__Problem__.
Wherever a line in the data below holds "обозначения", copy that line.

__Input material__.
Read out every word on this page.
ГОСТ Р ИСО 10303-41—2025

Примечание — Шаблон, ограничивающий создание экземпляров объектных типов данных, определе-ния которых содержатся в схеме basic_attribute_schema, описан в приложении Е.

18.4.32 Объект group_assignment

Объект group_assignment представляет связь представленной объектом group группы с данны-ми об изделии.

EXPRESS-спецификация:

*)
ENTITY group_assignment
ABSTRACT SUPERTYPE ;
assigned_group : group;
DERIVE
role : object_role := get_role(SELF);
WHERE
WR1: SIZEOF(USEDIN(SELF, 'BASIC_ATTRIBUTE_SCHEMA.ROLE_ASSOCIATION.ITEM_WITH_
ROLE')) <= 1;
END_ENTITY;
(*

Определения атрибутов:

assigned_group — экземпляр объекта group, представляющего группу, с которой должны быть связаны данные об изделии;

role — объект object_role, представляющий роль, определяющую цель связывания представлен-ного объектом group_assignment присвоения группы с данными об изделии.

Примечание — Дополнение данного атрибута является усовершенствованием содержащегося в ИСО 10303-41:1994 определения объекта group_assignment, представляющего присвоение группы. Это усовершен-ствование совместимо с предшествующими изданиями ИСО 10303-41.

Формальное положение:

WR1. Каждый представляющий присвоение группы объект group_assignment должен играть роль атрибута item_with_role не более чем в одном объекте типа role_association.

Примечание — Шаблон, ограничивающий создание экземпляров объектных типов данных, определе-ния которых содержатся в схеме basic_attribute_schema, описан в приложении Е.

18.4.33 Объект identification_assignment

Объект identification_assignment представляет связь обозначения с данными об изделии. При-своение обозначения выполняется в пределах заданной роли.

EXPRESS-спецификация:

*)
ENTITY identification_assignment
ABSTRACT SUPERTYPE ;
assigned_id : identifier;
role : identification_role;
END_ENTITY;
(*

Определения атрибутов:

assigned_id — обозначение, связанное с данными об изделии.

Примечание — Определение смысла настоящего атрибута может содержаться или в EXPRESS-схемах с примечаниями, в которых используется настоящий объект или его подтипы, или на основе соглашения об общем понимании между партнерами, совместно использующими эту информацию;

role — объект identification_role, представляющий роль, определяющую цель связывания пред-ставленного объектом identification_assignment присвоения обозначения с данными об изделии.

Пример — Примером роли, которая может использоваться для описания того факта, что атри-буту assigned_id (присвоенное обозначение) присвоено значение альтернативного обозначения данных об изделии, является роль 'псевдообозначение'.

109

__The completed task__.
Объект identification_assignment представляет связь обозначения с данными об изделии. При-своение обозначения выполняется в пределах заданной роли.
role — объект identification_role, представляющий роль, определяющую цель связывания пред-ставленного объектом identification_assignment присвоения обозначения с данными об изделии.
Пример — Примером роли, которая может использоваться для описания того факта, что атри-буту assigned_id (присвоенное обозначение) присвоено значение альтернативного обозначения данных об изделии, является роль 'псевдообозначение'.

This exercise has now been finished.